[Excerpts from a dataset]

################

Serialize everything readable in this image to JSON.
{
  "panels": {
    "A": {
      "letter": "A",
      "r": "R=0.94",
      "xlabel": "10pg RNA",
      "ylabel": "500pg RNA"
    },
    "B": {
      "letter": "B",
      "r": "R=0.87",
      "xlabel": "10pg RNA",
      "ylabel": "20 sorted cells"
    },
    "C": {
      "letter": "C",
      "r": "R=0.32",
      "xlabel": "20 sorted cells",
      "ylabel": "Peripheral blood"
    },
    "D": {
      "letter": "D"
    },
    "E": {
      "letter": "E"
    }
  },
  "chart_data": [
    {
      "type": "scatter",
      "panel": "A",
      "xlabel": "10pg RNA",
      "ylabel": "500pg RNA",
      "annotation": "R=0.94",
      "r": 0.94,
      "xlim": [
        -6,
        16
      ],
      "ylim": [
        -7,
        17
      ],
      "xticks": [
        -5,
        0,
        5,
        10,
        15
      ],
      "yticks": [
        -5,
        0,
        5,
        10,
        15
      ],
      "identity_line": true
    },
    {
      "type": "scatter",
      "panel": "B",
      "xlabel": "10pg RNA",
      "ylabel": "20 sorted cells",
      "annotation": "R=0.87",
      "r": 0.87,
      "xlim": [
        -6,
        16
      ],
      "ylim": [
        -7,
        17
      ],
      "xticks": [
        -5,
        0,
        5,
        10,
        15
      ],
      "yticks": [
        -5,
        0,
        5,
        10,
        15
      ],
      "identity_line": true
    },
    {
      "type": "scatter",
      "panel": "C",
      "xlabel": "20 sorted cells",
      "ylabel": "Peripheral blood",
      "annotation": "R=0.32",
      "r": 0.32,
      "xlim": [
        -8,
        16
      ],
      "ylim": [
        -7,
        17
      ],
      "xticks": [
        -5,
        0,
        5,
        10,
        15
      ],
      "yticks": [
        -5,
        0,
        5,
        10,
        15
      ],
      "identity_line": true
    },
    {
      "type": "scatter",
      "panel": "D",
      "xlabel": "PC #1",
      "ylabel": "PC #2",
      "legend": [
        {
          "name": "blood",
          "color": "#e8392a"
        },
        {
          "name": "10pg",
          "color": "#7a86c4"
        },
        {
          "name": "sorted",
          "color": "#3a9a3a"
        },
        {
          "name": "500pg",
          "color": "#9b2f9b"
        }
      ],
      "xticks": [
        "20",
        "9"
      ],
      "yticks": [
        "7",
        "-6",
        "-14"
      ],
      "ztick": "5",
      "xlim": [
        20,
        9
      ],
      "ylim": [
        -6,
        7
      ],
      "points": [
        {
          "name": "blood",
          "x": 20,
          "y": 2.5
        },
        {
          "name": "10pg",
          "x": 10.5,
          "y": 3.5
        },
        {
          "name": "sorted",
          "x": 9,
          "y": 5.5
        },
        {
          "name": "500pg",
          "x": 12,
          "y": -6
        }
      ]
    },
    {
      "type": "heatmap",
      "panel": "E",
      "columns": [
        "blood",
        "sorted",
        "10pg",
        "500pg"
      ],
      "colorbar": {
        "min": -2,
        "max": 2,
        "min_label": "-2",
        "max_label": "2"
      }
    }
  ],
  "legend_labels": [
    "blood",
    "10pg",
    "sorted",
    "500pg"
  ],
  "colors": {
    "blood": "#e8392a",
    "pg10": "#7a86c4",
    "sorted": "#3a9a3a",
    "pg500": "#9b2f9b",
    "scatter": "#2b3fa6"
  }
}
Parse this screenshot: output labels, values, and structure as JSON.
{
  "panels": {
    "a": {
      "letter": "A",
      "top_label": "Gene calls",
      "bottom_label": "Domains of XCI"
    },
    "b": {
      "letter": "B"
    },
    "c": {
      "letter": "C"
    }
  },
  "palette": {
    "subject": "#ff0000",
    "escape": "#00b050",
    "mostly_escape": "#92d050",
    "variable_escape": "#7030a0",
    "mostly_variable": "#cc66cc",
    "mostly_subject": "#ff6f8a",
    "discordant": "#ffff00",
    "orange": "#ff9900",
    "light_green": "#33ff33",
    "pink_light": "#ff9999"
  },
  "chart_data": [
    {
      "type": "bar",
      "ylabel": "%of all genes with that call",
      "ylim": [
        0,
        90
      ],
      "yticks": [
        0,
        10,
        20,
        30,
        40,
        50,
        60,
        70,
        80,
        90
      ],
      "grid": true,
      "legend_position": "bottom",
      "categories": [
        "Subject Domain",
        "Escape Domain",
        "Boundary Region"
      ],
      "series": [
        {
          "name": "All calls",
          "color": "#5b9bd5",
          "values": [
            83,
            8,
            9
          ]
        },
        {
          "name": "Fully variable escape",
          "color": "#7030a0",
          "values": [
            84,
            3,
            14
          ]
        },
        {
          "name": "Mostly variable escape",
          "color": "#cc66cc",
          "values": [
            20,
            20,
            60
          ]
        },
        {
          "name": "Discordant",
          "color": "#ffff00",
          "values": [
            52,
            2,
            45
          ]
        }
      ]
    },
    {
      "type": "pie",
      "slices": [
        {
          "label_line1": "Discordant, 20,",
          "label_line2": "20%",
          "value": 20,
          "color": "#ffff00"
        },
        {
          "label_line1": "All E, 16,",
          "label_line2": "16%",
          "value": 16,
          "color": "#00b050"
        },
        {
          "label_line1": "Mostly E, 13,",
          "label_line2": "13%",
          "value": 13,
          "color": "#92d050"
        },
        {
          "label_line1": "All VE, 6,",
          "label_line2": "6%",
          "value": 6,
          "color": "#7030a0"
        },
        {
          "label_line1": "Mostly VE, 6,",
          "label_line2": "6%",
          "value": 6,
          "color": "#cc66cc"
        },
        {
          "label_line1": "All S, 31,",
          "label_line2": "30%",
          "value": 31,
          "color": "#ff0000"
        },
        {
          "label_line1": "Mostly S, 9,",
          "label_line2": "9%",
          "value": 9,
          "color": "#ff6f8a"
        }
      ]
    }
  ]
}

################

ACTIVITY
Search the records for the word "letter", then list every line that has it.

YOUR SOLUTION
      "letter": "A",
      "letter": "B",
      "letter": "C",
      "letter": "D"
      "letter": "E"
      "letter": "A",
      "letter": "B"
      "letter": "C"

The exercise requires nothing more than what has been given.